Aim of the exercise:
Work out how many lines hold the string "title". The answer is a single number, nothing more.

[BEGIN Data to use]

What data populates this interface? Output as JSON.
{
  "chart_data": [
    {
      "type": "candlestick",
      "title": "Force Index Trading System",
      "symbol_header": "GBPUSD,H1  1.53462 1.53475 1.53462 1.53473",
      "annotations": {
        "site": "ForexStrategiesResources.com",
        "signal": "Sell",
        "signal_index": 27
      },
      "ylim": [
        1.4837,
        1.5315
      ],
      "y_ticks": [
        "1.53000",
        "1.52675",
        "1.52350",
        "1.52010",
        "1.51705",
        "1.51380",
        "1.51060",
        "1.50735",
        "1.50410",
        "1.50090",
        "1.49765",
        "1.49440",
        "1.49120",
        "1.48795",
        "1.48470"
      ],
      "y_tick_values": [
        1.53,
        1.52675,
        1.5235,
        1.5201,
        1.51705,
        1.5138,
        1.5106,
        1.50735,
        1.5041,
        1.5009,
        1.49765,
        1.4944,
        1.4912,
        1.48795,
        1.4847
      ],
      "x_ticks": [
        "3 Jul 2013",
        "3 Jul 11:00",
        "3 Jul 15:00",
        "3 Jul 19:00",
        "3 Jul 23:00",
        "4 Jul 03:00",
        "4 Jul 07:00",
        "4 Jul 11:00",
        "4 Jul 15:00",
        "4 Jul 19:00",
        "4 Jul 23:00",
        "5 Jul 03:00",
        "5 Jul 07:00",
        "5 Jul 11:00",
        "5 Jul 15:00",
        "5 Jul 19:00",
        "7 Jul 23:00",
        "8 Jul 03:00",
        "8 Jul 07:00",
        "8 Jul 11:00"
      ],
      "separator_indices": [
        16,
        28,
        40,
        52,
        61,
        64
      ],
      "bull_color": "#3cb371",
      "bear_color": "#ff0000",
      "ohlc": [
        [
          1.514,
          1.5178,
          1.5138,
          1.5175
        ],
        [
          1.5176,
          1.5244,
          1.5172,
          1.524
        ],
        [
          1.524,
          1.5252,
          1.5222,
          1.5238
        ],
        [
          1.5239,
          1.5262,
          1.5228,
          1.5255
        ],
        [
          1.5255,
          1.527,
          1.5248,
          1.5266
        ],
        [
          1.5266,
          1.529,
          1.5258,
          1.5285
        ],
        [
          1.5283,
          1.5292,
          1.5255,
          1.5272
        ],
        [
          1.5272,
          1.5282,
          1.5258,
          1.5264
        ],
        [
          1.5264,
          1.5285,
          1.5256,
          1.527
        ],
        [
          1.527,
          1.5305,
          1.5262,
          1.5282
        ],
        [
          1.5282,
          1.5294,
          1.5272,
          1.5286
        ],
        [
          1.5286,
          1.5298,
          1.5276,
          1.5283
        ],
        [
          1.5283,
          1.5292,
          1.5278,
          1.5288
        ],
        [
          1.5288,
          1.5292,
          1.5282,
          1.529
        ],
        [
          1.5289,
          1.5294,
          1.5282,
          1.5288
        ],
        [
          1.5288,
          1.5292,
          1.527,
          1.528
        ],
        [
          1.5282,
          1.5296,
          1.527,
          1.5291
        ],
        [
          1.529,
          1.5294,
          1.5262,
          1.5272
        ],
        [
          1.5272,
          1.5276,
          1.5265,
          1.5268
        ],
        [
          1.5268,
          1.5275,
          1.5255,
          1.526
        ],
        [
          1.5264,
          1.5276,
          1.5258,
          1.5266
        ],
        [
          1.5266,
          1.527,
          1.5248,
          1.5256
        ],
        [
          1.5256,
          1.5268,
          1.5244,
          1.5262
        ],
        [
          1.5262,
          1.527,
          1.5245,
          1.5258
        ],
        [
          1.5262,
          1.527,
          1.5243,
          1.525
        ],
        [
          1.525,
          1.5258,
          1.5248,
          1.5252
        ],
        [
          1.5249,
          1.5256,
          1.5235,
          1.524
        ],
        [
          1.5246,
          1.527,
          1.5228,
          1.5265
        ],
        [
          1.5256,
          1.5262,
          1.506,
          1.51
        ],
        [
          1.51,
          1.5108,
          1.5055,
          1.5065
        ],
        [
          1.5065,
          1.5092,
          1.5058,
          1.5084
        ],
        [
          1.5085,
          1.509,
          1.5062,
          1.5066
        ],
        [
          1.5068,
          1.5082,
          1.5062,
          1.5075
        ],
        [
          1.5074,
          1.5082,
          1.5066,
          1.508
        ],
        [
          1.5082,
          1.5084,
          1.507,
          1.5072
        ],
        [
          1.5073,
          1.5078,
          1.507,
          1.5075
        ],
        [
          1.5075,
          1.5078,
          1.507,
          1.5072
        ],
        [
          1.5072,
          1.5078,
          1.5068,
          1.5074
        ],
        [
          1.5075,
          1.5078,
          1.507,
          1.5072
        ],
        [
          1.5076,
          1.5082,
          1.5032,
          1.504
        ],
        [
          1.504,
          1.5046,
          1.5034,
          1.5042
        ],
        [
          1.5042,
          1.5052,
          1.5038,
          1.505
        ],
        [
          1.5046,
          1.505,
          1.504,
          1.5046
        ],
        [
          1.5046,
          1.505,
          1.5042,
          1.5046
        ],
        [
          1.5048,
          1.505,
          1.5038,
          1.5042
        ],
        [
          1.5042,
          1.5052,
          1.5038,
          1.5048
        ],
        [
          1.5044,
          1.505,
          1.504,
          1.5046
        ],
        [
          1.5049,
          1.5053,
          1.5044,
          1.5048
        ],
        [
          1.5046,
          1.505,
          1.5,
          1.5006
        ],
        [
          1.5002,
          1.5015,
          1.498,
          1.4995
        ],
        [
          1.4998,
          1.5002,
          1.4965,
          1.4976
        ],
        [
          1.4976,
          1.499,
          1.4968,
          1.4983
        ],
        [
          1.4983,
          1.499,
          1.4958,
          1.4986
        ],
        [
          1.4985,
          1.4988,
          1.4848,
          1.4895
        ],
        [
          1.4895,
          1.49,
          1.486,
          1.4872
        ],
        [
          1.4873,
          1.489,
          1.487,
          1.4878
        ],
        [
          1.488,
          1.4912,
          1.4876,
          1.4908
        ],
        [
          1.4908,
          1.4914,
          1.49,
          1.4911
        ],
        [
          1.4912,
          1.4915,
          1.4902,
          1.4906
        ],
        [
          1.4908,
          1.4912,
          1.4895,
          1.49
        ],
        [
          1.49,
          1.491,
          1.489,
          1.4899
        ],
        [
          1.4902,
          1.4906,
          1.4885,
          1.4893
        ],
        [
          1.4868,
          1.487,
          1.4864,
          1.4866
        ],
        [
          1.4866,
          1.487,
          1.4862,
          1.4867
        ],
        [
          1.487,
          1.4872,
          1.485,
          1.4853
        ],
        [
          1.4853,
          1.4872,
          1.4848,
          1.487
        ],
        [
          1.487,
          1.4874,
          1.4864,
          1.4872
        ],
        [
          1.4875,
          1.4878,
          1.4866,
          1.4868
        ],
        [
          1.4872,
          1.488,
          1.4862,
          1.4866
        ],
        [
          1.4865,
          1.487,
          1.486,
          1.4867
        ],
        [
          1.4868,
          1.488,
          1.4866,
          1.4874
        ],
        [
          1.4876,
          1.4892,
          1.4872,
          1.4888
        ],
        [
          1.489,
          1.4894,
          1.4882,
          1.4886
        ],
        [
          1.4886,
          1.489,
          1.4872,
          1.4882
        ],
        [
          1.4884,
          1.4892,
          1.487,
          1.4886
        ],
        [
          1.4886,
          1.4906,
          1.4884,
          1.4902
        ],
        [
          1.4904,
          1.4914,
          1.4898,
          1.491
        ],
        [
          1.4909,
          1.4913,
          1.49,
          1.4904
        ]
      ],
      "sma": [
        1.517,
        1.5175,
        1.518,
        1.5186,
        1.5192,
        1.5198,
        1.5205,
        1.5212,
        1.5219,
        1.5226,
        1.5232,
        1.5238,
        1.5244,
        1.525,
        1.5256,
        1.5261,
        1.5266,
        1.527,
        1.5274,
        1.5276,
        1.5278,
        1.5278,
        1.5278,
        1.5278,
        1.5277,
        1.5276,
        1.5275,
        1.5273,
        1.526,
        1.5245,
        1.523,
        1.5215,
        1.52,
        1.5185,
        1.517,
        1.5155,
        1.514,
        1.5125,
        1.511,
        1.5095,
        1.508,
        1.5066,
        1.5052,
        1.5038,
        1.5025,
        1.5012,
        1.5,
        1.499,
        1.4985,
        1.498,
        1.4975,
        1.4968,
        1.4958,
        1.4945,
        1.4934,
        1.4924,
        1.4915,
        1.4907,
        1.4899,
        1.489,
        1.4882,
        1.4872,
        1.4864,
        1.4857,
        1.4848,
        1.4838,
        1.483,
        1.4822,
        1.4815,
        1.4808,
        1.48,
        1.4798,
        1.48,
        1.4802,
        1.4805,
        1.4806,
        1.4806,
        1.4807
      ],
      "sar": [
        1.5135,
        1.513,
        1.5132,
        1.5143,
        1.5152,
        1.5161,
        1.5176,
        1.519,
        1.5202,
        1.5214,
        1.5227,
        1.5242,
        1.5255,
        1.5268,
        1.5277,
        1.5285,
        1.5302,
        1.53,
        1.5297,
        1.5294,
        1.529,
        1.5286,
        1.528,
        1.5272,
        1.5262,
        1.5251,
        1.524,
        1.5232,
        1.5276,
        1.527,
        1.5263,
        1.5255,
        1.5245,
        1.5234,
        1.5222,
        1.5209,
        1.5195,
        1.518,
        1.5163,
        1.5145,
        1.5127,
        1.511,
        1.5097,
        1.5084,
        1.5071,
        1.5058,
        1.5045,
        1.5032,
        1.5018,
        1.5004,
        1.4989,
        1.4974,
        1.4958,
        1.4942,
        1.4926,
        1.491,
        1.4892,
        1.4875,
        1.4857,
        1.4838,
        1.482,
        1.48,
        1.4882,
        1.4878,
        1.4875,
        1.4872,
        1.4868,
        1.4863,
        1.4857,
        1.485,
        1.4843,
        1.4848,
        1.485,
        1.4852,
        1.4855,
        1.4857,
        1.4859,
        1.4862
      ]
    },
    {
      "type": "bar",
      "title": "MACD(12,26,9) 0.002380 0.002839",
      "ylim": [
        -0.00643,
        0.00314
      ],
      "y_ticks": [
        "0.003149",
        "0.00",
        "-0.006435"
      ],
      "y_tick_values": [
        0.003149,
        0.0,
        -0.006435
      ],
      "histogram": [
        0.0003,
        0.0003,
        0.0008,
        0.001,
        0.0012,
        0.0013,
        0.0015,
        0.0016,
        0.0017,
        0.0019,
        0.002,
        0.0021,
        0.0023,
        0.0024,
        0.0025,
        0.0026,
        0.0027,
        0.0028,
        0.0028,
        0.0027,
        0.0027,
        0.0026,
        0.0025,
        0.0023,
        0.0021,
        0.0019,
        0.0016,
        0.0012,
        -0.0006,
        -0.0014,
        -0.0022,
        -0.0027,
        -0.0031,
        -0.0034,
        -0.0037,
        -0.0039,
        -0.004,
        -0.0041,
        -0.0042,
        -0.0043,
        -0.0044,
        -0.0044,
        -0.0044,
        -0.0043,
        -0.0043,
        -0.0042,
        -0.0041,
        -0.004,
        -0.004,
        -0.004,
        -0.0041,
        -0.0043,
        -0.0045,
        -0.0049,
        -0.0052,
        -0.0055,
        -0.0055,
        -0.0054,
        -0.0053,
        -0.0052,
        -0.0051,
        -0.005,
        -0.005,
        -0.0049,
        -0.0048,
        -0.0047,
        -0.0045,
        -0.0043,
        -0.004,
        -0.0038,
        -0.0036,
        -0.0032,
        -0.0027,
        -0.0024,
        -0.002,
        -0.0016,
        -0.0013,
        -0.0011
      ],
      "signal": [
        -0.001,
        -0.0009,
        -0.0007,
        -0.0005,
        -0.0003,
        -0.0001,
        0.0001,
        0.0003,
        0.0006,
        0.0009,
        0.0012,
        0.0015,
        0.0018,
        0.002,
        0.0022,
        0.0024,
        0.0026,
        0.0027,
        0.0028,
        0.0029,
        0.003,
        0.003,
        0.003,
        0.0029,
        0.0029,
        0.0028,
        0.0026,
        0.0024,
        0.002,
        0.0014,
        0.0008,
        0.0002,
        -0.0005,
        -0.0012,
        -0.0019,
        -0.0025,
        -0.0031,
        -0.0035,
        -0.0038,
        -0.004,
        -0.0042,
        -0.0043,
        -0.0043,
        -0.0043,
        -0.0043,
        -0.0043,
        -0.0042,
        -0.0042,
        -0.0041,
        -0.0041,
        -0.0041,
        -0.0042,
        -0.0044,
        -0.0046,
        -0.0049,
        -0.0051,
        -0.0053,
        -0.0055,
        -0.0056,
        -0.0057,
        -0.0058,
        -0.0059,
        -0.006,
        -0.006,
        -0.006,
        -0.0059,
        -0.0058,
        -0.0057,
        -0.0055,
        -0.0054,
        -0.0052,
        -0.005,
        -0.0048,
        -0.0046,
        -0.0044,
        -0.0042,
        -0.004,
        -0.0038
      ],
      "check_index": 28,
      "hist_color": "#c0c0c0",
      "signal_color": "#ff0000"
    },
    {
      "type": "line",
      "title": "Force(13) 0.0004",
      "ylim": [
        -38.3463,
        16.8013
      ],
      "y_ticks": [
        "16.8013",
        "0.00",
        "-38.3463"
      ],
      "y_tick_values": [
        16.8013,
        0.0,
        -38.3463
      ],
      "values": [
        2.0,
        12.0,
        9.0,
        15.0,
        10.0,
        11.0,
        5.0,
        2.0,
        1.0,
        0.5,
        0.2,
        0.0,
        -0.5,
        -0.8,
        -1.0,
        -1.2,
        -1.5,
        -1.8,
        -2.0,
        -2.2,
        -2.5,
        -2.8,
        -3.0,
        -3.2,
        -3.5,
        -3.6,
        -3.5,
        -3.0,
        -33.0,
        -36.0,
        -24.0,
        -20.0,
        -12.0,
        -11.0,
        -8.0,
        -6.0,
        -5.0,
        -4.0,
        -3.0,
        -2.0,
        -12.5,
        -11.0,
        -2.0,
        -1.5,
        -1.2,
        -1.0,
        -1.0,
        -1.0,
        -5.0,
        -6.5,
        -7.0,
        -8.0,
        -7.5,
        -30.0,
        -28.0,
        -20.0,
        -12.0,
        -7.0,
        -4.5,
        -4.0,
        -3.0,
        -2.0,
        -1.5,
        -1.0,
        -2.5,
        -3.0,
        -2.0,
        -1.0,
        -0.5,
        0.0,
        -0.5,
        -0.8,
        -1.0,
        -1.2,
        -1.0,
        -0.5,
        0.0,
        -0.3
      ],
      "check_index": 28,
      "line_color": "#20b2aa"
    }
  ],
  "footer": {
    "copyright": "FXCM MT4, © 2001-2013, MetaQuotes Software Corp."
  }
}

[END Data to use]

Response to the exercise:
3